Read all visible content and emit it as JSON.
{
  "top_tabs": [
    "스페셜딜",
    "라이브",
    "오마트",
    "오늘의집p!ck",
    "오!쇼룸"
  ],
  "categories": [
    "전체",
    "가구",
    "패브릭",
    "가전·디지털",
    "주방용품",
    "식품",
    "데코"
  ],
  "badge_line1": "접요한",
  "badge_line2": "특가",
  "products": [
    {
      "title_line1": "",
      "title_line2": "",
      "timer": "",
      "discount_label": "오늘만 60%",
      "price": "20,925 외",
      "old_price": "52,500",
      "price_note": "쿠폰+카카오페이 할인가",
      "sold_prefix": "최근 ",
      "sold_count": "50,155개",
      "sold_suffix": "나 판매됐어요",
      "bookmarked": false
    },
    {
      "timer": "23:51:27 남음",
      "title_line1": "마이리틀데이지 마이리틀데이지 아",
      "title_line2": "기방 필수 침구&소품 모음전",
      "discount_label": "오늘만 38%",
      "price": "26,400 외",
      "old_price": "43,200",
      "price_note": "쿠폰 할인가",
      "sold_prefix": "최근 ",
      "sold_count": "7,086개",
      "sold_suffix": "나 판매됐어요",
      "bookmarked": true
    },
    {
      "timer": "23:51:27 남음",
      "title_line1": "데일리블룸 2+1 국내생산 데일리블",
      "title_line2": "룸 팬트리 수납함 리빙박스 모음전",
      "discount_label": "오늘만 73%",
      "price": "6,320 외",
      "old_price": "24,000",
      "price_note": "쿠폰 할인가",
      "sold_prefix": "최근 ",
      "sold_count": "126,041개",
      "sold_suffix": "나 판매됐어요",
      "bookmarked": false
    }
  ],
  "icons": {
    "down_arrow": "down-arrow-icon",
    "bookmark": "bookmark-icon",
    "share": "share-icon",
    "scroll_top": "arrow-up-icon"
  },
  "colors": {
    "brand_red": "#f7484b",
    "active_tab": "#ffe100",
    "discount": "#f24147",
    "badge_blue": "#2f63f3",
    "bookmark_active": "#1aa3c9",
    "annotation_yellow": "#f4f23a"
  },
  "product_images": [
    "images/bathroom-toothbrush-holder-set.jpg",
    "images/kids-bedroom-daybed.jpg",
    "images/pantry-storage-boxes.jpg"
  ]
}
-.-.-
» WRITTEN TASK:
Show the data once more, exactly as it was written.

» RESPONSE TO THIS EXERCISE:
Read all visible content and emit it as JSON.
{
  "top_tabs": [
    "스페셜딜",
    "라이브",
    "오마트",
    "오늘의집p!ck",
    "오!쇼룸"
  ],
  "categories": [
    "전체",
    "가구",
    "패브릭",
    "가전·디지털",
    "주방용품",
    "식품",
    "데코"
  ],
  "badge_line1": "접요한",
  "badge_line2": "특가",
  "products": [
    {
      "title_line1": "",
      "title_line2": "",
      "timer": "",
      "discount_label": "오늘만 60%",
      "price": "20,925 외",
      "old_price": "52,500",
      "price_note": "쿠폰+카카오페이 할인가",
      "sold_prefix": "최근 ",
      "sold_count": "50,155개",
      "sold_suffix": "나 판매됐어요",
      "bookmarked": false
    },
    {
      "timer": "23:51:27 남음",
      "title_line1": "마이리틀데이지 마이리틀데이지 아",
      "title_line2": "기방 필수 침구&소품 모음전",
      "discount_label": "오늘만 38%",
      "price": "26,400 외",
      "old_price": "43,200",
      "price_note": "쿠폰 할인가",
      "sold_prefix": "최근 ",
      "sold_count": "7,086개",
      "sold_suffix": "나 판매됐어요",
      "bookmarked": true
    },
    {
      "timer": "23:51:27 남음",
      "title_line1": "데일리블룸 2+1 국내생산 데일리블",
      "title_line2": "룸 팬트리 수납함 리빙박스 모음전",
      "discount_label": "오늘만 73%",
      "price": "6,320 외",
      "old_price": "24,000",
      "price_note": "쿠폰 할인가",
      "sold_prefix": "최근 ",
      "sold_count": "126,041개",
      "sold_suffix": "나 판매됐어요",
      "bookmarked": false
    }
  ],
  "icons": {
    "down_arrow": "down-arrow-icon",
    "bookmark": "bookmark-icon",
    "share": "share-icon",
    "scroll_top": "arrow-up-icon"
  },
  "colors": {
    "brand_red": "#f7484b",
    "active_tab": "#ffe100",
    "discount": "#f24147",
    "badge_blue": "#2f63f3",
    "bookmark_active": "#1aa3c9",
    "annotation_yellow": "#f4f23a"
  },
  "product_images": [
    "images/bathroom-toothbrush-holder-set.jpg",
    "images/kids-bedroom-daybed.jpg",
    "images/pantry-storage-boxes.jpg"
  ]
}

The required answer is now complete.